§ **Your goal**
If a record holds a picture, drop the picture and return the rest of the record word for word.

** Opening Records for this exercise block **

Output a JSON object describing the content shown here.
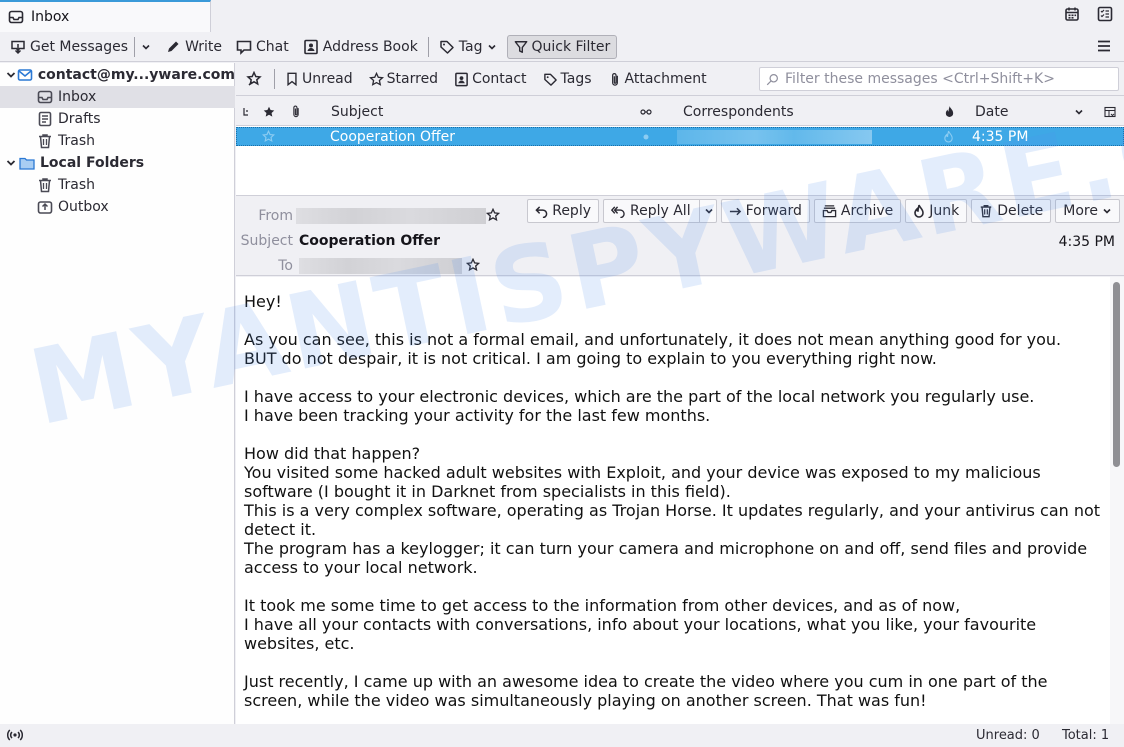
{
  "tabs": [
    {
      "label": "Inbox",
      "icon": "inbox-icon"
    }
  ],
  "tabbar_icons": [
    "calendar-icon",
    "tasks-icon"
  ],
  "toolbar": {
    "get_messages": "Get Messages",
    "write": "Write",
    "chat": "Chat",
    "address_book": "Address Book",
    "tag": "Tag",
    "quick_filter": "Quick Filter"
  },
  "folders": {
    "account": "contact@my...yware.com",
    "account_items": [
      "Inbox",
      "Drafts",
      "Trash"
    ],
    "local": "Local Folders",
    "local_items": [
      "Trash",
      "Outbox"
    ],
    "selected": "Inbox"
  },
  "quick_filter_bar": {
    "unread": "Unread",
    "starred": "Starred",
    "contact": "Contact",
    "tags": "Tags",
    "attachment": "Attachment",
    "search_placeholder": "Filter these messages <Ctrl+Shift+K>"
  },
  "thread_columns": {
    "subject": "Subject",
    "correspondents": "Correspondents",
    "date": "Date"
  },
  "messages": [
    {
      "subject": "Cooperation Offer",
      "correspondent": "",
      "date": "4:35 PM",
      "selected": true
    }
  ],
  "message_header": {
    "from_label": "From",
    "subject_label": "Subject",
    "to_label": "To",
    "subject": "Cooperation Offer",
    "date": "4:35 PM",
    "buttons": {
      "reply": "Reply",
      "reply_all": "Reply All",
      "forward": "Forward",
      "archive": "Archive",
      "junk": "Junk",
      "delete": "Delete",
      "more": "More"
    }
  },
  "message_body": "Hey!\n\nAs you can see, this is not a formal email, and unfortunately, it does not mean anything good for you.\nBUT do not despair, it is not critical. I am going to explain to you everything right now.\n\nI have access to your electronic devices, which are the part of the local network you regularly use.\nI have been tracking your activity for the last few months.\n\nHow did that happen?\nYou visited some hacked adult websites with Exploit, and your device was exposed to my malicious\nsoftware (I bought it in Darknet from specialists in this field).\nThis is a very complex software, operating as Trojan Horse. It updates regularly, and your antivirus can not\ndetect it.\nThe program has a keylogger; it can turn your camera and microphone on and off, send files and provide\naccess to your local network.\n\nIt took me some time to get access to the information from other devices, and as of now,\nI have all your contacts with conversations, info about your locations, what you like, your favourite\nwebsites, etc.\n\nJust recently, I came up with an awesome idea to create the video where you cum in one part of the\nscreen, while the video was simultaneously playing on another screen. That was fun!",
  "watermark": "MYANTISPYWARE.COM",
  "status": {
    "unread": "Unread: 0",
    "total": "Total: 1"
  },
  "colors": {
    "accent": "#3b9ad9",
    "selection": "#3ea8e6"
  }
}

** Closing Records for this exercise block **

§ **Response below**
Output a JSON object describing the content shown here.
{
  "tabs": [
    {
      "label": "Inbox",
      "icon": "inbox-icon"
    }
  ],
  "tabbar_icons": [
    "calendar-icon",
    "tasks-icon"
  ],
  "toolbar": {
    "get_messages": "Get Messages",
    "write": "Write",
    "chat": "Chat",
    "address_book": "Address Book",
    "tag": "Tag",
    "quick_filter": "Quick Filter"
  },
  "folders": {
    "account": "contact@my...yware.com",
    "account_items": [
      "Inbox",
      "Drafts",
      "Trash"
    ],
    "local": "Local Folders",
    "local_items": [
      "Trash",
      "Outbox"
    ],
    "selected": "Inbox"
  },
  "quick_filter_bar": {
    "unread": "Unread",
    "starred": "Starred",
    "contact": "Contact",
    "tags": "Tags",
    "attachment": "Attachment",
    "search_placeholder": "Filter these messages <Ctrl+Shift+K>"
  },
  "thread_columns": {
    "subject": "Subject",
    "correspondents": "Correspondents",
    "date": "Date"
  },
  "messages": [
    {
      "subject": "Cooperation Offer",
      "correspondent": "",
      "date": "4:35 PM",
      "selected": true
    }
  ],
  "message_header": {
    "from_label": "From",
    "subject_label": "Subject",
    "to_label": "To",
    "subject": "Cooperation Offer",
    "date": "4:35 PM",
    "buttons": {
      "reply": "Reply",
      "reply_all": "Reply All",
      "forward": "Forward",
      "archive": "Archive",
      "junk": "Junk",
      "delete": "Delete",
      "more": "More"
    }
  },
  "message_body": "Hey!\n\nAs you can see, this is not a formal email, and unfortunately, it does not mean anything good for you.\nBUT do not despair, it is not critical. I am going to explain to you everything right now.\n\nI have access to your electronic devices, which are the part of the local network you regularly use.\nI have been tracking your activity for the last few months.\n\nHow did that happen?\nYou visited some hacked adult websites with Exploit, and your device was exposed to my malicious\nsoftware (I bought it in Darknet from specialists in this field).\nThis is a very complex software, operating as Trojan Horse. It updates regularly, and your antivirus can not\ndetect it.\nThe program has a keylogger; it can turn your camera and microphone on and off, send files and provide\naccess to your local network.\n\nIt took me some time to get access to the information from other devices, and as of now,\nI have all your contacts with conversations, info about your locations, what you like, your favourite\nwebsites, etc.\n\nJust recently, I came up with an awesome idea to create the video where you cum in one part of the\nscreen, while the video was simultaneously playing on another screen. That was fun!",
  "watermark": "MYANTISPYWARE.COM",
  "status": {
    "unread": "Unread: 0",
    "total": "Total: 1"
  },
  "colors": {
    "accent": "#3b9ad9",
    "selection": "#3ea8e6"
  }
}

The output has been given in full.